## [TASK STATEMENT]
How many lines hold the string "BBSR"? Reply with the number alone.
START
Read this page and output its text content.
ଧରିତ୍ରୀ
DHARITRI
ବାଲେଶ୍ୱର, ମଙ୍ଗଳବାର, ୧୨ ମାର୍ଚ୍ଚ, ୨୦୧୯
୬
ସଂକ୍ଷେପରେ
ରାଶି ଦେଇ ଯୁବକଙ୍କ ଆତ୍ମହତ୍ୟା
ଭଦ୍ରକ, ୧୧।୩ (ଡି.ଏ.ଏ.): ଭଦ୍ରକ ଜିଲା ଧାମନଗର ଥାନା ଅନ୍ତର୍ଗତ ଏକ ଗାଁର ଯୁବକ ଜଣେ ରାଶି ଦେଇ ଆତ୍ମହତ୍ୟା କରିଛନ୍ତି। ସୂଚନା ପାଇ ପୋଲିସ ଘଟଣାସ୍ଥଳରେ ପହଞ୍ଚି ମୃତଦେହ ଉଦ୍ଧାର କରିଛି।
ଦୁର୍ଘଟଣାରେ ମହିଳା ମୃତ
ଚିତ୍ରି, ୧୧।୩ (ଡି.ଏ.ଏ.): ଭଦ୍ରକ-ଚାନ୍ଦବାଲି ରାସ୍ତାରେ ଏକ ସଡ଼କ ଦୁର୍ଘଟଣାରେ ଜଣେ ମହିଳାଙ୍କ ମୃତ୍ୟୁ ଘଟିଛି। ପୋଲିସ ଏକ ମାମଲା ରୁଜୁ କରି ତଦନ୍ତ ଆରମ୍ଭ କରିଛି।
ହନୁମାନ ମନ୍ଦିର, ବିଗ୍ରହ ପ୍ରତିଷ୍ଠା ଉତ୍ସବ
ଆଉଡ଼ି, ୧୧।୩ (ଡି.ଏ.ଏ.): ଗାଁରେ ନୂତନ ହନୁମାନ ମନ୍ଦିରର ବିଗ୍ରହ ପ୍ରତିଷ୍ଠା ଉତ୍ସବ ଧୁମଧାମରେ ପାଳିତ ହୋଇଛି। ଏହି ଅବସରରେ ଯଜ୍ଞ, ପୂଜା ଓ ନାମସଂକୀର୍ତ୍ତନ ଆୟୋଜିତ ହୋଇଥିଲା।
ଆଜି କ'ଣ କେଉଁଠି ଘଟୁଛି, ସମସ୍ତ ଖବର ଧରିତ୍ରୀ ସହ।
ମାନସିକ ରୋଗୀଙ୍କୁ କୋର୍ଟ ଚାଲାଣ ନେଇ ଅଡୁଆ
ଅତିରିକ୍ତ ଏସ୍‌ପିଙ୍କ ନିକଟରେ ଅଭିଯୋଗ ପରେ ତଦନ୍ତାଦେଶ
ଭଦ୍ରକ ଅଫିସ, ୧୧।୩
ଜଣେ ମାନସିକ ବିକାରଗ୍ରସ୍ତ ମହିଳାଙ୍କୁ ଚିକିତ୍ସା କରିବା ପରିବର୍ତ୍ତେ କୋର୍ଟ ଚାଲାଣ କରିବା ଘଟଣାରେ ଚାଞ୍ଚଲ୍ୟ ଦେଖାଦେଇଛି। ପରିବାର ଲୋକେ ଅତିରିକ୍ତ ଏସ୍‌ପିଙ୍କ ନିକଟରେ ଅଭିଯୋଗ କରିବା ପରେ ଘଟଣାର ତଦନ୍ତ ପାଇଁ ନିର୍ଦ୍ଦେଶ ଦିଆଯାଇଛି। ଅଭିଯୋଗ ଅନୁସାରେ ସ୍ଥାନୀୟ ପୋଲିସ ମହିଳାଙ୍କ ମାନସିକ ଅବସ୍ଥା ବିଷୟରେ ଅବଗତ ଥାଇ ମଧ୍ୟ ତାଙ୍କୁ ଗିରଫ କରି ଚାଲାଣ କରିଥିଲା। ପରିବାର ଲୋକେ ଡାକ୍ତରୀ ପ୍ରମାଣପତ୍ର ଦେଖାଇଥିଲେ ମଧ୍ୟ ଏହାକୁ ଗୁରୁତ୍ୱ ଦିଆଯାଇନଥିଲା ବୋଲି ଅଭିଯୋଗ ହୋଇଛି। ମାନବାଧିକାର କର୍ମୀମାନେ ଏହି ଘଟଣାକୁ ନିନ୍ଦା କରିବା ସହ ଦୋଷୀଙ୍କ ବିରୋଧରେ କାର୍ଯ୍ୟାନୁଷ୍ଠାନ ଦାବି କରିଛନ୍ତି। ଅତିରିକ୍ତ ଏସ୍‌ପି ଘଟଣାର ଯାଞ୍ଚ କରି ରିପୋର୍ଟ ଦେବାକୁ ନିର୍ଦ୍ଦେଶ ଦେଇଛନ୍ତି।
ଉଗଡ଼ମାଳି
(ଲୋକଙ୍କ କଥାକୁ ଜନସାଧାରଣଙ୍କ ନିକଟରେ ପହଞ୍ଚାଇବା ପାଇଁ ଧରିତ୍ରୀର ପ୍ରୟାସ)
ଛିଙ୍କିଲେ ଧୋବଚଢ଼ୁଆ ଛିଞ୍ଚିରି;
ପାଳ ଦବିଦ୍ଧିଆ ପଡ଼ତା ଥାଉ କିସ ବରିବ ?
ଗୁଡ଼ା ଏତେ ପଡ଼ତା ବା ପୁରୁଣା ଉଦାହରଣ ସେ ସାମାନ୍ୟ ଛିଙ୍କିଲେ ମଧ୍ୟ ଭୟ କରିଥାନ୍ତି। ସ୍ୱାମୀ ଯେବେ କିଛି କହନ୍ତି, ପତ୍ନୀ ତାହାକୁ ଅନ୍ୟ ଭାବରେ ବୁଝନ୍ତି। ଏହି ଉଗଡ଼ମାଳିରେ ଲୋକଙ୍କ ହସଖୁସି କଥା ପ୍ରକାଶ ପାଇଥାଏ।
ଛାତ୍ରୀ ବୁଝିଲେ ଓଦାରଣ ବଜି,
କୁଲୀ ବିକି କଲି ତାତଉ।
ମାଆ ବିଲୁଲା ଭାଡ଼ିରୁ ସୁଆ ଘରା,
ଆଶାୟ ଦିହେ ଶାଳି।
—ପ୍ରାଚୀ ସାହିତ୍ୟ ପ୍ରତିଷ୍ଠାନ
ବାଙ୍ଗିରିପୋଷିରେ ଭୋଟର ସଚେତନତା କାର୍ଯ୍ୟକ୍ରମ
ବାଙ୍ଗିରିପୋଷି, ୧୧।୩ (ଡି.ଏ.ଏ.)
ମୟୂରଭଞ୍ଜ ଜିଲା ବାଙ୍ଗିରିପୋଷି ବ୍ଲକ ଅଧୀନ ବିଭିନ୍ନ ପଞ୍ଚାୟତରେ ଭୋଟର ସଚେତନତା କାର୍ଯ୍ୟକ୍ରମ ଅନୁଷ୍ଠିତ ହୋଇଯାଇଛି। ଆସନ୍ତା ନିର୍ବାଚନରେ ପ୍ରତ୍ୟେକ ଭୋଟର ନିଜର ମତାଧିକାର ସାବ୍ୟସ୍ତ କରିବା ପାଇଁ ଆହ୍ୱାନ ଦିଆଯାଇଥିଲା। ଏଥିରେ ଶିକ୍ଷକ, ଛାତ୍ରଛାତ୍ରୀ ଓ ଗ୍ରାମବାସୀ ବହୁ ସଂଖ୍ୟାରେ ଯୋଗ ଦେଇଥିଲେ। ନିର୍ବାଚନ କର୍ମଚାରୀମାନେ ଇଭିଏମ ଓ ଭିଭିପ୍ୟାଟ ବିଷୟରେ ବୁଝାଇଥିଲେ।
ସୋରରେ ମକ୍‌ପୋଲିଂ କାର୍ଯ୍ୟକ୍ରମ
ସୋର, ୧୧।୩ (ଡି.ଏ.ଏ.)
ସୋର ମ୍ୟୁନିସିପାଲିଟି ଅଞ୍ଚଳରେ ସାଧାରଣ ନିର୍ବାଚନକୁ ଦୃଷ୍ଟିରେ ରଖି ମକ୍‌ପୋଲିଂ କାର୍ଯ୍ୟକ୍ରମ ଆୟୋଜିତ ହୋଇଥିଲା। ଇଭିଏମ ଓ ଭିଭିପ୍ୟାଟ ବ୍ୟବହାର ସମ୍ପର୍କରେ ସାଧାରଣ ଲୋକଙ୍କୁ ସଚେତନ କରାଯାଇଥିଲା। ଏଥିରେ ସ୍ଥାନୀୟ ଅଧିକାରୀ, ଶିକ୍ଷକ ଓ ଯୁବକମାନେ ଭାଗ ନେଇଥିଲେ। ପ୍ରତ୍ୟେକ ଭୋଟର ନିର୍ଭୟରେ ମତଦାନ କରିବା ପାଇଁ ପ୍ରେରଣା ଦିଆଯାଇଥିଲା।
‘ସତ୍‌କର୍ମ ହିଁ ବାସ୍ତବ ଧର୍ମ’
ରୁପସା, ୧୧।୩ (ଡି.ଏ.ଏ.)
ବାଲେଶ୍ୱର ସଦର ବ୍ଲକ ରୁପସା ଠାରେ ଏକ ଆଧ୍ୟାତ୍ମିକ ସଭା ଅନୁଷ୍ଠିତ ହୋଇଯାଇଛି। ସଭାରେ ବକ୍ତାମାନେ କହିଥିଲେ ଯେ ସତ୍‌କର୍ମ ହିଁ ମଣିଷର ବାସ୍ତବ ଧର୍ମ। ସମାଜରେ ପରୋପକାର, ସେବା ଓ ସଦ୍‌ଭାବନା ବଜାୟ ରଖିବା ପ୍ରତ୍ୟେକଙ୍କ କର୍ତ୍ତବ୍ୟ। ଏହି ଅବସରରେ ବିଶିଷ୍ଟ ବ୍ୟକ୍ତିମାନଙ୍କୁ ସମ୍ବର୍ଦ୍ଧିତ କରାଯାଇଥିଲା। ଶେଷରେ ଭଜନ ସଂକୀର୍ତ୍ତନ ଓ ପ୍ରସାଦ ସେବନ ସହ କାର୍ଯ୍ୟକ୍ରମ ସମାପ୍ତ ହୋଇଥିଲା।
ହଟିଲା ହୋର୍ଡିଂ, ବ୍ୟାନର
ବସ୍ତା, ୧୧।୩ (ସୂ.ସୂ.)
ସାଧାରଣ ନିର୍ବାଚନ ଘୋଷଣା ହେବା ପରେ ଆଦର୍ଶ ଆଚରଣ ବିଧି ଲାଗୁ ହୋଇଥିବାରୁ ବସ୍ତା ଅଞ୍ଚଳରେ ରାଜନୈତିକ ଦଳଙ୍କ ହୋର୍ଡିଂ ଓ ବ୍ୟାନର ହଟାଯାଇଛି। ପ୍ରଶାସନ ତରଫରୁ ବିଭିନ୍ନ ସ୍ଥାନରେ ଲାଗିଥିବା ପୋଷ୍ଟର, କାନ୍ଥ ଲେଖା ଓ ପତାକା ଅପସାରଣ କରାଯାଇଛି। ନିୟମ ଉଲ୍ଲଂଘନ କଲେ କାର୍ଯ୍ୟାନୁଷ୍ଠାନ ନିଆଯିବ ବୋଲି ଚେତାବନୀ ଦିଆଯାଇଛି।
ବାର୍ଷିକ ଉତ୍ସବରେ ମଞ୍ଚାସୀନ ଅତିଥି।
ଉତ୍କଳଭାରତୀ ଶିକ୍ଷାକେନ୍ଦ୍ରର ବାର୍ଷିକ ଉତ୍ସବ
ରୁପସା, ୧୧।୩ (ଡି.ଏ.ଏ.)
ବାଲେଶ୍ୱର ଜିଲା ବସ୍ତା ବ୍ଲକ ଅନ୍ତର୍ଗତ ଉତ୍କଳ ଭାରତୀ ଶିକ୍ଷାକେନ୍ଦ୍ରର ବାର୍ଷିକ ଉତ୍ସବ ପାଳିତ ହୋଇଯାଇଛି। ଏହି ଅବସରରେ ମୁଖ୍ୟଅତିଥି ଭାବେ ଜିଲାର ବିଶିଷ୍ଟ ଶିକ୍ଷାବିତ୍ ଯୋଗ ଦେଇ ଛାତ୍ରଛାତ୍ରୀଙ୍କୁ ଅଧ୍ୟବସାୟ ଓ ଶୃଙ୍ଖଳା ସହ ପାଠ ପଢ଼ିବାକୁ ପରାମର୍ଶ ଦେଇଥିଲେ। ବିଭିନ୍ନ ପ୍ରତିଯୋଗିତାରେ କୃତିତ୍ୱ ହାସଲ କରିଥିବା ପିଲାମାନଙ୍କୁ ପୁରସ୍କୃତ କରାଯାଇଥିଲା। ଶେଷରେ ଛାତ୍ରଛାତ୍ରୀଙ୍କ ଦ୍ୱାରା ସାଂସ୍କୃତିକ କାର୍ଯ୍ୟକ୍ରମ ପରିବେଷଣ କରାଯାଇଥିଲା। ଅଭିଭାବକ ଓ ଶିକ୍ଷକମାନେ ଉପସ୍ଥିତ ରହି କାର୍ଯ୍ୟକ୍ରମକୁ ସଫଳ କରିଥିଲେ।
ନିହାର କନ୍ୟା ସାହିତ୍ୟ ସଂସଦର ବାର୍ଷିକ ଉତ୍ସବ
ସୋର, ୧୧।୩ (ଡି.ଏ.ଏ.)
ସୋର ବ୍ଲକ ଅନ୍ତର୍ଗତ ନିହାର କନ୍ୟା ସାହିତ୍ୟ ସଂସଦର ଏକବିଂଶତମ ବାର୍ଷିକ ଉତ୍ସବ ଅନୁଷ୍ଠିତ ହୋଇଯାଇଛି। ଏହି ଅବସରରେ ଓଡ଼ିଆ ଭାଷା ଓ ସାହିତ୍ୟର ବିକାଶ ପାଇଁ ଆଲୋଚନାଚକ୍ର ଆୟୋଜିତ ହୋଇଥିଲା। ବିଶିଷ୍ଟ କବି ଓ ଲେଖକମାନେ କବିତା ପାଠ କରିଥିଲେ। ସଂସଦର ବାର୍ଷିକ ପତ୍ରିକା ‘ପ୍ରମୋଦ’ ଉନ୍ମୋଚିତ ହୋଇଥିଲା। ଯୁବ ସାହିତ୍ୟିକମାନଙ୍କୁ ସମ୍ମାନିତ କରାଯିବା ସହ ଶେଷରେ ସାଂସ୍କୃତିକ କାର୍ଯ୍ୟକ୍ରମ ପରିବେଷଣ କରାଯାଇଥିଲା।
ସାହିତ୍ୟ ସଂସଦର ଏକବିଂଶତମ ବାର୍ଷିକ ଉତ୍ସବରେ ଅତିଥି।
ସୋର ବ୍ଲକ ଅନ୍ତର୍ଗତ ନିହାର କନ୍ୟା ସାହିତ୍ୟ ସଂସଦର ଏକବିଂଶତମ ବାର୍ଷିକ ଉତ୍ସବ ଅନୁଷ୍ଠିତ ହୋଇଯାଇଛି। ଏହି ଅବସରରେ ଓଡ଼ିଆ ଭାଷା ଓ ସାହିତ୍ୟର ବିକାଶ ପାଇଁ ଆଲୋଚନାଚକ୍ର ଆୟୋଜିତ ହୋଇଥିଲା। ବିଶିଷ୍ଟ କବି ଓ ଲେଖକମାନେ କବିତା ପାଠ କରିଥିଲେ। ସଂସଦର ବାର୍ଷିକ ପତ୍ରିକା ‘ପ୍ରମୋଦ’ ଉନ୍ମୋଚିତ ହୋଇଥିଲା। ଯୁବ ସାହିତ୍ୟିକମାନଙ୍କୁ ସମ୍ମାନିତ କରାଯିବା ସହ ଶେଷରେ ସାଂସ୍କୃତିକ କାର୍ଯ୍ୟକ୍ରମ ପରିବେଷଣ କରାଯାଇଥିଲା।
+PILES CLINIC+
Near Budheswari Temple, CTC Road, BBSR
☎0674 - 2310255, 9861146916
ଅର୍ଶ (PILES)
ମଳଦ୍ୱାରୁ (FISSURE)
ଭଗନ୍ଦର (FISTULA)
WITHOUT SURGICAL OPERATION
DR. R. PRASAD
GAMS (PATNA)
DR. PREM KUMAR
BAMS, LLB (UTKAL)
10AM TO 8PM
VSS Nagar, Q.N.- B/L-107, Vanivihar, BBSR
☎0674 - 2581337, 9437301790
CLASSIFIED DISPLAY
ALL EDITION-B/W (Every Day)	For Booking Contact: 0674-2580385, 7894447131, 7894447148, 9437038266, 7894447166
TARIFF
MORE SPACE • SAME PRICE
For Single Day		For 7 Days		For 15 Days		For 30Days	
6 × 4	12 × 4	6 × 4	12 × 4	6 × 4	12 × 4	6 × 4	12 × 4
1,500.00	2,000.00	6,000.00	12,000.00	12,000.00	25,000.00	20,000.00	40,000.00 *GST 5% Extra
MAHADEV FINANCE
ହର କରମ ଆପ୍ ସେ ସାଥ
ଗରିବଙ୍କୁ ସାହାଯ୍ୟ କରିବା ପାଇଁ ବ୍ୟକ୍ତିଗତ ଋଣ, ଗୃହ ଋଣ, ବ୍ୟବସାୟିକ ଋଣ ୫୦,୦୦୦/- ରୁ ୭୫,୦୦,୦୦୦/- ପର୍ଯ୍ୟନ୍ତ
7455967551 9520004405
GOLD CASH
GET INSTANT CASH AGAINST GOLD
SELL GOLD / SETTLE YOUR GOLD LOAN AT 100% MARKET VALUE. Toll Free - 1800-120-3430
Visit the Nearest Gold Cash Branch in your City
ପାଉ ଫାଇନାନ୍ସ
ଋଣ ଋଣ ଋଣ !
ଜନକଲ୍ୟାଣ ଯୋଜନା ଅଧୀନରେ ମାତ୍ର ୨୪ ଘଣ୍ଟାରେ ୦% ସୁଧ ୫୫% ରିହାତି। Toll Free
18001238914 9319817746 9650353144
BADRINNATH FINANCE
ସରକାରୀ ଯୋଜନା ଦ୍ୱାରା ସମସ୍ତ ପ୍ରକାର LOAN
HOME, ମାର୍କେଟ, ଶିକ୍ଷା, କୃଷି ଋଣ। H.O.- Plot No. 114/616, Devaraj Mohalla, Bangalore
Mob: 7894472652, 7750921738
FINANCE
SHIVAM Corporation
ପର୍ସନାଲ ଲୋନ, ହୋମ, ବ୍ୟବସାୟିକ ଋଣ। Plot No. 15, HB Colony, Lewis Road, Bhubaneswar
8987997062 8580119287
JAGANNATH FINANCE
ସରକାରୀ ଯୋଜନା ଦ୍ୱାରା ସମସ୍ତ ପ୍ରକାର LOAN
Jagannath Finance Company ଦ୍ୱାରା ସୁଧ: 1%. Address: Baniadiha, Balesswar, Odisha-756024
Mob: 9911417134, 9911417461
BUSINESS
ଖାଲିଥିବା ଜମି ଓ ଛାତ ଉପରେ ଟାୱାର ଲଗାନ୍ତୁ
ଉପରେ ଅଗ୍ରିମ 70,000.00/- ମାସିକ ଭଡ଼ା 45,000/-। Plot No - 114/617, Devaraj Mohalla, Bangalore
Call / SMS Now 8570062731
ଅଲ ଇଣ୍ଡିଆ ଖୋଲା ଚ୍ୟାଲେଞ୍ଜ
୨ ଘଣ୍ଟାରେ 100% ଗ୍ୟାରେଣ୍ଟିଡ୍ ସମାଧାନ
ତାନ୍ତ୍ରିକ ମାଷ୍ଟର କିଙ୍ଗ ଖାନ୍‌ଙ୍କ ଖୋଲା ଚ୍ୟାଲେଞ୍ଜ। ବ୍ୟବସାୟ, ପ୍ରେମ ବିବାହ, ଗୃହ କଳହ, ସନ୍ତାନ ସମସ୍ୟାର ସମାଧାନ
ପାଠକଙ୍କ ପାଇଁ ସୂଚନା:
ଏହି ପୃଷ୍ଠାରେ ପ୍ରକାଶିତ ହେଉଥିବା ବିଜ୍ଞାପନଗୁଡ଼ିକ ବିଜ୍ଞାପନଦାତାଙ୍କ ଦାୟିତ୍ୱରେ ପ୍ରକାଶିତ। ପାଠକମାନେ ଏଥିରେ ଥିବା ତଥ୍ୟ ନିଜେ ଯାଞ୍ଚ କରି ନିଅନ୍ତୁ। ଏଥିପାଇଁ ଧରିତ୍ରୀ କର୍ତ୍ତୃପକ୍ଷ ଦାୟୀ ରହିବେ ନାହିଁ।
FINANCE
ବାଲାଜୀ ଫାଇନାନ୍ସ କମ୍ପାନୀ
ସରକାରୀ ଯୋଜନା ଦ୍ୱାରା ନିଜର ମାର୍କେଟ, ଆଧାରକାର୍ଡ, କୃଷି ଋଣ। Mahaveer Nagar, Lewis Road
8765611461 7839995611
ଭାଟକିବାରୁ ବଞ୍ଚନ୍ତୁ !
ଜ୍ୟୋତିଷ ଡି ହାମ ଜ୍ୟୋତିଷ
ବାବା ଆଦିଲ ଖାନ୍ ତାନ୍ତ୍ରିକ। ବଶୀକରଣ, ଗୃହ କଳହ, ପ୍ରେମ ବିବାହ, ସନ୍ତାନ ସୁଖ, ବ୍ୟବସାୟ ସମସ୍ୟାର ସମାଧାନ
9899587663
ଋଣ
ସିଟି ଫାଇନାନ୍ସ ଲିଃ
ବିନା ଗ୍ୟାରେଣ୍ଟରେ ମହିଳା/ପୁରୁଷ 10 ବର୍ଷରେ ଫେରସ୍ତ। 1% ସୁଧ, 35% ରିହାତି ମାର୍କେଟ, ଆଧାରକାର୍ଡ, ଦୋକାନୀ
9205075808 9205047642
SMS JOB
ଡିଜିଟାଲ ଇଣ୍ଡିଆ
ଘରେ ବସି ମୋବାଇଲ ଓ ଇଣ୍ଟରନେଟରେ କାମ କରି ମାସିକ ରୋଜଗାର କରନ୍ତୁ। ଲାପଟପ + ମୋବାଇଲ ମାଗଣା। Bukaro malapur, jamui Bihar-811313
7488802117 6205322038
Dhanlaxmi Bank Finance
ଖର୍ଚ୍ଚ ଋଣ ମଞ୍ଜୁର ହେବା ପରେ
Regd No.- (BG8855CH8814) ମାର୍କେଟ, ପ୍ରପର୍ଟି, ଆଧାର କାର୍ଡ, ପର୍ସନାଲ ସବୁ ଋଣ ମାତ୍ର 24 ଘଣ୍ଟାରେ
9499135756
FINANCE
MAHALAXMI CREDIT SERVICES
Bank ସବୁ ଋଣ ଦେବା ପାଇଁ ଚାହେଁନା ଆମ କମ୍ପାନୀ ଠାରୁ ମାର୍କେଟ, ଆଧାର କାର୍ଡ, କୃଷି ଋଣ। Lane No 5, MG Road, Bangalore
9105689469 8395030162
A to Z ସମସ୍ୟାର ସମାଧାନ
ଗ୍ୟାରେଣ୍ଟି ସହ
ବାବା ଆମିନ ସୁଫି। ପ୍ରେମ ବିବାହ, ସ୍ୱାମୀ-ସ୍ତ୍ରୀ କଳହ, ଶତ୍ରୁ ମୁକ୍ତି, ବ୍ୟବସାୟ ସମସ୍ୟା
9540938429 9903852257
END
## [EXERCISE RESULT]
2